**INSTRUCTIONS TO FOLLOW**: Note each line of the listing that contains the string "CUES", and copy it.

========================================================================

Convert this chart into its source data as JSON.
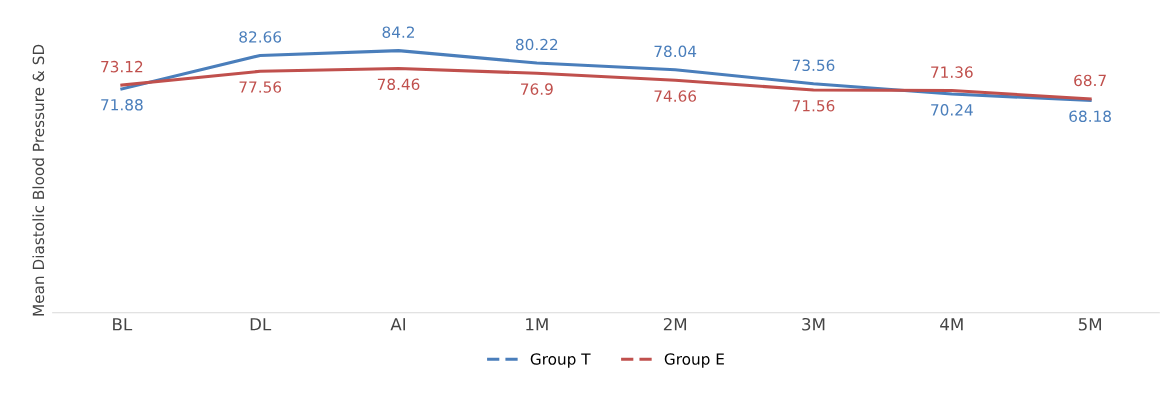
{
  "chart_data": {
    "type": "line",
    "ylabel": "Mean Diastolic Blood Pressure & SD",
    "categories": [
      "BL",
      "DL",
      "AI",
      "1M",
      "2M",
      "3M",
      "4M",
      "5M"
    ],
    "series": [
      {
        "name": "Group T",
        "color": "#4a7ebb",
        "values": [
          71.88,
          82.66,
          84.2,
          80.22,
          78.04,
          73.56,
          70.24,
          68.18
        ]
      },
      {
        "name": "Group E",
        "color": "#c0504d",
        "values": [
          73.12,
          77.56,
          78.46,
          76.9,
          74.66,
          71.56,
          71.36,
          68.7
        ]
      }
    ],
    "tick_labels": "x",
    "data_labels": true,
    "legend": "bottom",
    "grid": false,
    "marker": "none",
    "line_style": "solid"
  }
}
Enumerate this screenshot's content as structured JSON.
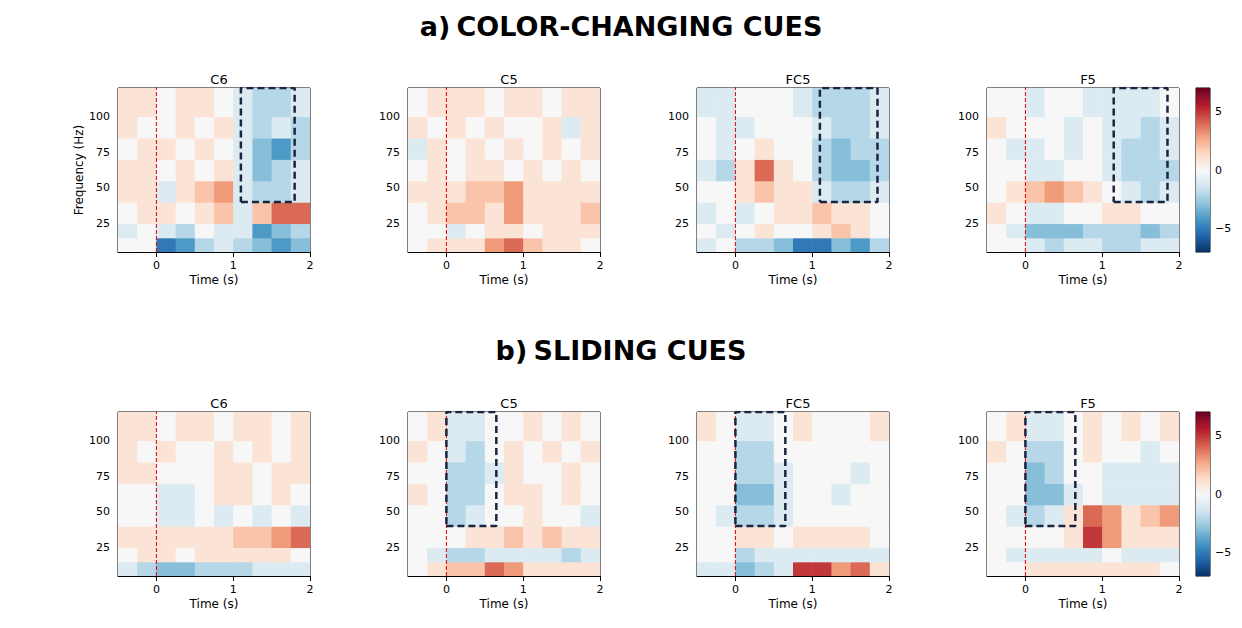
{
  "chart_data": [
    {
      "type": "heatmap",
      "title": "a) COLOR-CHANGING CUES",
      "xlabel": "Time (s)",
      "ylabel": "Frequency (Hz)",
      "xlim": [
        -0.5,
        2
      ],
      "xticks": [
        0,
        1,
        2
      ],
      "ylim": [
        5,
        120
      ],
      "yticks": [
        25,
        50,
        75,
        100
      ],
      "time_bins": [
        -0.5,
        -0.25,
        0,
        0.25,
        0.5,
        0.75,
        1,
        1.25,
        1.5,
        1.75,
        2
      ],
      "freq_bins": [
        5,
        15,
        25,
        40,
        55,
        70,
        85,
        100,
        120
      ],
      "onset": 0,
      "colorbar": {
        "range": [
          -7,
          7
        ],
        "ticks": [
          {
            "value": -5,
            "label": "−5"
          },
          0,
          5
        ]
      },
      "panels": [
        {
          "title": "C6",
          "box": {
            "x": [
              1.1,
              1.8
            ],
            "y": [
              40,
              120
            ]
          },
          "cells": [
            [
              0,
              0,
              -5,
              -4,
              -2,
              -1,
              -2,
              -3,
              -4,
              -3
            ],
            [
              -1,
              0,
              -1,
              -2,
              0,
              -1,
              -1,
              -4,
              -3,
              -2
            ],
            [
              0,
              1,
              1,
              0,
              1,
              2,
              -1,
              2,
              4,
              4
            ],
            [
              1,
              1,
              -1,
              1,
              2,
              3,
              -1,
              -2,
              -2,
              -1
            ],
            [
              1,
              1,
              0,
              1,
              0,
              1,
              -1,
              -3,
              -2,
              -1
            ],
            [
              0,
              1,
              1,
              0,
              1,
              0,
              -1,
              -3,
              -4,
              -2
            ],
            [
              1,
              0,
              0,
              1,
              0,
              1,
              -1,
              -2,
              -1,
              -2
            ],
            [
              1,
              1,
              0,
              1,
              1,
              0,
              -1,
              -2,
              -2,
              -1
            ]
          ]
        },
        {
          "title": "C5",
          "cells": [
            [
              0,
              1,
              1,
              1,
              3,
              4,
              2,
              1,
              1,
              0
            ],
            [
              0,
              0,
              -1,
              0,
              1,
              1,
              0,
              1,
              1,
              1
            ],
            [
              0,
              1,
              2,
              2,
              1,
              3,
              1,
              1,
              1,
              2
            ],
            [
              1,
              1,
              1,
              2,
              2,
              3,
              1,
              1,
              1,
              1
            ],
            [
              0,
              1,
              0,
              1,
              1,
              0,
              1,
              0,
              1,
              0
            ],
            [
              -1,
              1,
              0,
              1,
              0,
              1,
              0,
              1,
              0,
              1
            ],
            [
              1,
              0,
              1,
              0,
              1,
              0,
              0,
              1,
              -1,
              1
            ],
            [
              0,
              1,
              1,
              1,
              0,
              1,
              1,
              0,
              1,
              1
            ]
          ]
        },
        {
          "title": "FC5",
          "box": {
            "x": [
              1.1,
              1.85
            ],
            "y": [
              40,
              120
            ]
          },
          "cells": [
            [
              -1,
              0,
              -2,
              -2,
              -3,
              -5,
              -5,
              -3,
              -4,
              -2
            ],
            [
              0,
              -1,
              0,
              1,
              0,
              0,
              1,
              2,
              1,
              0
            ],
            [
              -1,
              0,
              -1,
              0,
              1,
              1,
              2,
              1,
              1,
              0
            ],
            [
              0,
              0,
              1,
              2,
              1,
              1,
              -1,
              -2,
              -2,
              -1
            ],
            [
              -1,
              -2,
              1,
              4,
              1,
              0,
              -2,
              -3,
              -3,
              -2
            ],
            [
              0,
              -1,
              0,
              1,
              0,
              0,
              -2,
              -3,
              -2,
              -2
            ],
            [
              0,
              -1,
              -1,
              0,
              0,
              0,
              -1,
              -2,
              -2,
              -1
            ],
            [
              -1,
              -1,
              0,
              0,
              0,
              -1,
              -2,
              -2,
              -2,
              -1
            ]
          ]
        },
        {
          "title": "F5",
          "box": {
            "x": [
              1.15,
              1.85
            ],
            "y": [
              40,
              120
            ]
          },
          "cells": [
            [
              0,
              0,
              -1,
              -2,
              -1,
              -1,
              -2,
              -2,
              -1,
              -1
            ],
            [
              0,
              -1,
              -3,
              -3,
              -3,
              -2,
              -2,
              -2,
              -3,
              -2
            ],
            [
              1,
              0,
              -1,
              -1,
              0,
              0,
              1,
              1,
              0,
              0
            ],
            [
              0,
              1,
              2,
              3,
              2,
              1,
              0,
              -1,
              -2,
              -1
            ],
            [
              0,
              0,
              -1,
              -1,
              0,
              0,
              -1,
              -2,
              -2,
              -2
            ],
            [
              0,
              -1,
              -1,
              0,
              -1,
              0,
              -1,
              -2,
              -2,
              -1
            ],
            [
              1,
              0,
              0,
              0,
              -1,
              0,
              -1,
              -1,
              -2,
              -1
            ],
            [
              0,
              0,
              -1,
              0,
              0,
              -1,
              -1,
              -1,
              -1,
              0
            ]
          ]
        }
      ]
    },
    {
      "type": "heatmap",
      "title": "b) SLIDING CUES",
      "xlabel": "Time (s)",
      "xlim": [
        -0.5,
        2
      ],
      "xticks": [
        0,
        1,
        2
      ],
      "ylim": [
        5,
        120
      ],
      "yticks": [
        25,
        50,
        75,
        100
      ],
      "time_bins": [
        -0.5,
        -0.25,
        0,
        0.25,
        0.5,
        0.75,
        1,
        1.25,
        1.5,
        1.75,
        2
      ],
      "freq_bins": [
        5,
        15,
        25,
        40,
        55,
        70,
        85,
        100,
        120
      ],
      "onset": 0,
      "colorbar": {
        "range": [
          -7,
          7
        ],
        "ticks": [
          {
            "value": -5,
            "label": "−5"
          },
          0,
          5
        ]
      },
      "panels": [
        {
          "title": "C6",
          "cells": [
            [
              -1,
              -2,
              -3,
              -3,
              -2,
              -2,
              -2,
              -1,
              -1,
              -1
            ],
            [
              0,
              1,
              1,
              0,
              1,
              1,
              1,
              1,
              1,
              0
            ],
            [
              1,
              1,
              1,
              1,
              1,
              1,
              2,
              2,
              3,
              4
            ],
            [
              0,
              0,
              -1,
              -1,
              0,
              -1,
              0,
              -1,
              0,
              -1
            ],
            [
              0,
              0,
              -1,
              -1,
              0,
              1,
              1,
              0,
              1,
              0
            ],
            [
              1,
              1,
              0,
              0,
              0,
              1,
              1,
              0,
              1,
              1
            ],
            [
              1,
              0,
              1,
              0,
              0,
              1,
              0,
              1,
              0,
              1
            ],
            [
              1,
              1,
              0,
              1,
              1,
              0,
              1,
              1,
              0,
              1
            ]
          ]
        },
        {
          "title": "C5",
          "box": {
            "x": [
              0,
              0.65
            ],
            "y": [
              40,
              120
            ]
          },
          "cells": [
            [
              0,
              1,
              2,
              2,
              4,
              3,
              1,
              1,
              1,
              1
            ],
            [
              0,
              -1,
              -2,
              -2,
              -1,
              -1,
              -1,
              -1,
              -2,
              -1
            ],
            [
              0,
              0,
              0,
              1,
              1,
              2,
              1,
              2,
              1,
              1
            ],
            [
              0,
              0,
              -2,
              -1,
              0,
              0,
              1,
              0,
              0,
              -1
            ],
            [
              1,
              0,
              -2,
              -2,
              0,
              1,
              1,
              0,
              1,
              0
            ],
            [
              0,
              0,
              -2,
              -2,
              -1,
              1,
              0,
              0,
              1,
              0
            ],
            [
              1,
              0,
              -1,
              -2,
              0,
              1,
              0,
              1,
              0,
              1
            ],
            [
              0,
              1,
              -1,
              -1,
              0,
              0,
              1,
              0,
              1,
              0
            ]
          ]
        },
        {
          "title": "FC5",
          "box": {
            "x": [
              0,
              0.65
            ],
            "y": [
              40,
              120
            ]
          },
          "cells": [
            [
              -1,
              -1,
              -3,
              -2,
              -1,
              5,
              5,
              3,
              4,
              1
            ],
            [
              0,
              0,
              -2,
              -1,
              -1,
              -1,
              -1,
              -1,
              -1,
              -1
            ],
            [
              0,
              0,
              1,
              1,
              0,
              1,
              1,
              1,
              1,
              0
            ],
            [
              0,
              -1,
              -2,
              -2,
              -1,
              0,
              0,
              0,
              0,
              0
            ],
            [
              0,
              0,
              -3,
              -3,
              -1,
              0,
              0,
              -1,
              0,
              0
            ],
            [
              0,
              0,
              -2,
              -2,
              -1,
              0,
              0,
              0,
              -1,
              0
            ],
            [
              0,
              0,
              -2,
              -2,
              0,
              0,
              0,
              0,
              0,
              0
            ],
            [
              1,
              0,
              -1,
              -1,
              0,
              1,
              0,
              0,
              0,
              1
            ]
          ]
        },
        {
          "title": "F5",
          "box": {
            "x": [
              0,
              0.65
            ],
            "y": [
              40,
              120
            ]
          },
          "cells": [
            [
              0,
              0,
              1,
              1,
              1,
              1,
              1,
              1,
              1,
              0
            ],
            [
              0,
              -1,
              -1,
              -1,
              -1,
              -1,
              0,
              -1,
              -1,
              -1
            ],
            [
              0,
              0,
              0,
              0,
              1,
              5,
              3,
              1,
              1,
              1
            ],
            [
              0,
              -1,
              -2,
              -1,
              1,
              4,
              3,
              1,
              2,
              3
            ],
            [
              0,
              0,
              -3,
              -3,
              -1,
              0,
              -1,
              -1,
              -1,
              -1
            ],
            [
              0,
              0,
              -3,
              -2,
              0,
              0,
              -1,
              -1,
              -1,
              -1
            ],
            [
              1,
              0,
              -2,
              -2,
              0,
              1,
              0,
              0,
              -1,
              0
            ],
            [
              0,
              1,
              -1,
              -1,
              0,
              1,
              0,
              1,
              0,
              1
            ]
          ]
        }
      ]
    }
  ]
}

========================================================================

**CORRECT RESULT**:
      "title": "a) COLOR-CHANGING CUES",
      "title": "b) SLIDING CUES",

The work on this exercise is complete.